» **GIVEN EXERCISE**
Pick out all lines in the listing holding the string "FLUXNET" and copy them.
* Start PROVIDED RECORDS *
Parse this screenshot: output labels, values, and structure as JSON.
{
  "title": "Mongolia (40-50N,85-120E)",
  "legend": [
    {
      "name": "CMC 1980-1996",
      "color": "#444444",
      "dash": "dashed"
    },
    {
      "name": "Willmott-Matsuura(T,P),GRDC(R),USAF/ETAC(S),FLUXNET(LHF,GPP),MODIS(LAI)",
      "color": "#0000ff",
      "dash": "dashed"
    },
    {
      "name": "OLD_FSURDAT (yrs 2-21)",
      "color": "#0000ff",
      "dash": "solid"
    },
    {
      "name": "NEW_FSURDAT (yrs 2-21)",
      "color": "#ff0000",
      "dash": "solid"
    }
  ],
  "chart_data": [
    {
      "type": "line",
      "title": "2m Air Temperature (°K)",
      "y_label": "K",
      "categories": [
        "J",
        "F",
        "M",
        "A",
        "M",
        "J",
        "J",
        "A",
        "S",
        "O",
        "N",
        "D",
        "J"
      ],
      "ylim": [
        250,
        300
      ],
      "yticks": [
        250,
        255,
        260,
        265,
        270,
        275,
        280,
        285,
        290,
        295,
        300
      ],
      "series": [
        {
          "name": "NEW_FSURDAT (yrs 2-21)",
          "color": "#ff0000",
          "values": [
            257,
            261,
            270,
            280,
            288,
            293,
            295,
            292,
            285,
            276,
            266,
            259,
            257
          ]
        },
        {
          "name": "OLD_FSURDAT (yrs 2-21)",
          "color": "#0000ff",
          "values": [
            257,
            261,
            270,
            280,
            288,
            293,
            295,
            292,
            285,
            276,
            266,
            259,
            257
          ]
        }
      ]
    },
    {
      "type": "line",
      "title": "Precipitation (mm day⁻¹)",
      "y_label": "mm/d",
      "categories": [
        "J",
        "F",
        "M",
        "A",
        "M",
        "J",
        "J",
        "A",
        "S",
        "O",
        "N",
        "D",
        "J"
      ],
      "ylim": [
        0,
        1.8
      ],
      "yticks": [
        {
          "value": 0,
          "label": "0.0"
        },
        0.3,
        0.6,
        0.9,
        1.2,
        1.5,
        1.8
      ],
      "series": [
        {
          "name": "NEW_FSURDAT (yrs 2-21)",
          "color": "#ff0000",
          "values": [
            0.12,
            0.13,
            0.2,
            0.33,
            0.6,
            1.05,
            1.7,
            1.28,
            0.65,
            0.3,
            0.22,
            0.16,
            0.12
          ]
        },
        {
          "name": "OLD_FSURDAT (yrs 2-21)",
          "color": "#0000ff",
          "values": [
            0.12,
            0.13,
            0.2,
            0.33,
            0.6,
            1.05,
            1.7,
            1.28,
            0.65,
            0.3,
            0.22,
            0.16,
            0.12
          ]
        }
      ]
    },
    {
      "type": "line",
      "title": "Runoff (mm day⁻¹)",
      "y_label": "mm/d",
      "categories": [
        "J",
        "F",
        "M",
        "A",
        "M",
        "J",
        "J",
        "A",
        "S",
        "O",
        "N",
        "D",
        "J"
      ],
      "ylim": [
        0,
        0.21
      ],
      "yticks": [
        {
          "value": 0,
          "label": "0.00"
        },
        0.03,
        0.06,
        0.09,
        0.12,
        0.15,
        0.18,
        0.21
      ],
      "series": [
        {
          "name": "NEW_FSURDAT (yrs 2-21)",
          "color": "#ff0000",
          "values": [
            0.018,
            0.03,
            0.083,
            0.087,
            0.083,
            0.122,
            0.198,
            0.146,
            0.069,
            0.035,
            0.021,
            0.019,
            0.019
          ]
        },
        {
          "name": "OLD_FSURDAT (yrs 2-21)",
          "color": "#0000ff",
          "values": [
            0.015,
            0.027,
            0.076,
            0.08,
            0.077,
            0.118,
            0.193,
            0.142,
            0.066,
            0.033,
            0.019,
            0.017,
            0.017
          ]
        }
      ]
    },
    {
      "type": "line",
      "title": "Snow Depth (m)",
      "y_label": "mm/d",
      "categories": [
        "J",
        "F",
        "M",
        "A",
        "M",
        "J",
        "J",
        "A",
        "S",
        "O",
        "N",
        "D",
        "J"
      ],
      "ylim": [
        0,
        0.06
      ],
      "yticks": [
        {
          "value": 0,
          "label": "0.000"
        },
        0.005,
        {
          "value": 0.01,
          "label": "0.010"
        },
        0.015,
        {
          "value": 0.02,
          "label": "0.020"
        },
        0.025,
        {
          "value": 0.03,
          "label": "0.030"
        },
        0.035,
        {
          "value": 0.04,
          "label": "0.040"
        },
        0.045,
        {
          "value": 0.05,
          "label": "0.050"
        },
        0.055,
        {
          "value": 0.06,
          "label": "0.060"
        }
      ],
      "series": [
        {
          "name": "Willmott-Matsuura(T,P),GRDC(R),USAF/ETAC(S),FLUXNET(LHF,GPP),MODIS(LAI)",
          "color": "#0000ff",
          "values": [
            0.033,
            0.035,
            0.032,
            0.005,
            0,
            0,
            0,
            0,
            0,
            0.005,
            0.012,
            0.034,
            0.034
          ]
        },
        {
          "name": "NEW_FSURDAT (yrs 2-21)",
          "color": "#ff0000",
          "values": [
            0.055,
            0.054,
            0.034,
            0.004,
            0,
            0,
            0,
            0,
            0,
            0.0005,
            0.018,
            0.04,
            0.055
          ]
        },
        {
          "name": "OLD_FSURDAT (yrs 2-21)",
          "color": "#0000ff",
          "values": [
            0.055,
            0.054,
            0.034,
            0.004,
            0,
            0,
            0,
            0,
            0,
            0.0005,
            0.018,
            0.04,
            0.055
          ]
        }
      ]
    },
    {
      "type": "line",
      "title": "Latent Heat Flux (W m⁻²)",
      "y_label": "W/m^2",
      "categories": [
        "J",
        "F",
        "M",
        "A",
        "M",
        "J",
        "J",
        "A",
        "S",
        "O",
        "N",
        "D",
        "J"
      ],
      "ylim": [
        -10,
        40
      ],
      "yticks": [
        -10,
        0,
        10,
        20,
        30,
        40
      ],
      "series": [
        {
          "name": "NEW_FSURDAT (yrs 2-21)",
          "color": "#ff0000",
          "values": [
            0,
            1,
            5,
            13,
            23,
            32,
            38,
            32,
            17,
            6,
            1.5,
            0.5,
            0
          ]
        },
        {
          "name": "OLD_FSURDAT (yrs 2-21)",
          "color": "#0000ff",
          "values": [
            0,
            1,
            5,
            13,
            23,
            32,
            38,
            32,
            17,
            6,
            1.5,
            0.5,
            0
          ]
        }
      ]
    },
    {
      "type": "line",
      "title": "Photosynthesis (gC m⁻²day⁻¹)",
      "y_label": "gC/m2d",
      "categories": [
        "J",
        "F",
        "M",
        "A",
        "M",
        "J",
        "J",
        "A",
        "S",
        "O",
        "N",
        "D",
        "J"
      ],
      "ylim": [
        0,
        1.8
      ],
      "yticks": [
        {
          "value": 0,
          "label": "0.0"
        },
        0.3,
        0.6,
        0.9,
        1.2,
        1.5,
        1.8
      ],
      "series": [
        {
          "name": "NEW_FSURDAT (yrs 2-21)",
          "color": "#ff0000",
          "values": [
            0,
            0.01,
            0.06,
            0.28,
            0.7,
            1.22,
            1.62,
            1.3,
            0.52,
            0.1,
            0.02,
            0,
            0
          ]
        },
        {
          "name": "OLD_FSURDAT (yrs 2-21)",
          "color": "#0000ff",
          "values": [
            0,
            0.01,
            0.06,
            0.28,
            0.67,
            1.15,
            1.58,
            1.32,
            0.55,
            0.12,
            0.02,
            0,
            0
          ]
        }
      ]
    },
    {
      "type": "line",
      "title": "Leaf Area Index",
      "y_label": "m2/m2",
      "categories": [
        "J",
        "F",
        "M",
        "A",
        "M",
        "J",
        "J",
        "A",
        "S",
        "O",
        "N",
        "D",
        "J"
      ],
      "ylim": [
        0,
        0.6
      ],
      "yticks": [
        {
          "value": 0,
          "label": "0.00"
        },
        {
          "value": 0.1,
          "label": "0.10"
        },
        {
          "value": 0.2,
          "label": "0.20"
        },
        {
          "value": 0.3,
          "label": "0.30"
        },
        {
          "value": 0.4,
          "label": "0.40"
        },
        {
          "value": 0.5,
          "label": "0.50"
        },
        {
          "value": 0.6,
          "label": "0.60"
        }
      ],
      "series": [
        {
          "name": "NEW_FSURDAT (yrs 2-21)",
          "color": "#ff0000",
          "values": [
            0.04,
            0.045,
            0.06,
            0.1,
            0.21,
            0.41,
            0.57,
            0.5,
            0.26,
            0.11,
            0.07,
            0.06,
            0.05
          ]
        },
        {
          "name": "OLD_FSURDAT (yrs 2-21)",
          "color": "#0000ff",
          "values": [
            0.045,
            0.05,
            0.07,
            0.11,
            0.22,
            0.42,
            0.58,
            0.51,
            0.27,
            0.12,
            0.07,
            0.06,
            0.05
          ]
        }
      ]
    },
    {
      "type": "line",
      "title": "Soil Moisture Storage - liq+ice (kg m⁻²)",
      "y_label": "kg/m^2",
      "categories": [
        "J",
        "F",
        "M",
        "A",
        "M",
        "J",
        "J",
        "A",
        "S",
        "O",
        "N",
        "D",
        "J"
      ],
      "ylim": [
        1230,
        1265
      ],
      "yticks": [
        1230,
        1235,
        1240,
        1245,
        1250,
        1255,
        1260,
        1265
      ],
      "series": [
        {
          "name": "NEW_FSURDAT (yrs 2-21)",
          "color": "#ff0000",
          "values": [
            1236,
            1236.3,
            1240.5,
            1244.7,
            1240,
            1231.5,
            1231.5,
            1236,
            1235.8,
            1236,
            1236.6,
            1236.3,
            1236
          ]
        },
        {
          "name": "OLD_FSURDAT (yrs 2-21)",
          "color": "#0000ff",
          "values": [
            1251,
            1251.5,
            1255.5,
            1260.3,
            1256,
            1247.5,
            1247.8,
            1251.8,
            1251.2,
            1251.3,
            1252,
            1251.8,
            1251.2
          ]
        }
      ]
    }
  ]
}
* End PROVIDED RECORDS *
» **WRITTEN SOLUTION**
      "name": "Willmott-Matsuura(T,P),GRDC(R),USAF/ETAC(S),FLUXNET(LHF,GPP),MODIS(LAI)",
          "name": "Willmott-Matsuura(T,P),GRDC(R),USAF/ETAC(S),FLUXNET(LHF,GPP),MODIS(LAI)",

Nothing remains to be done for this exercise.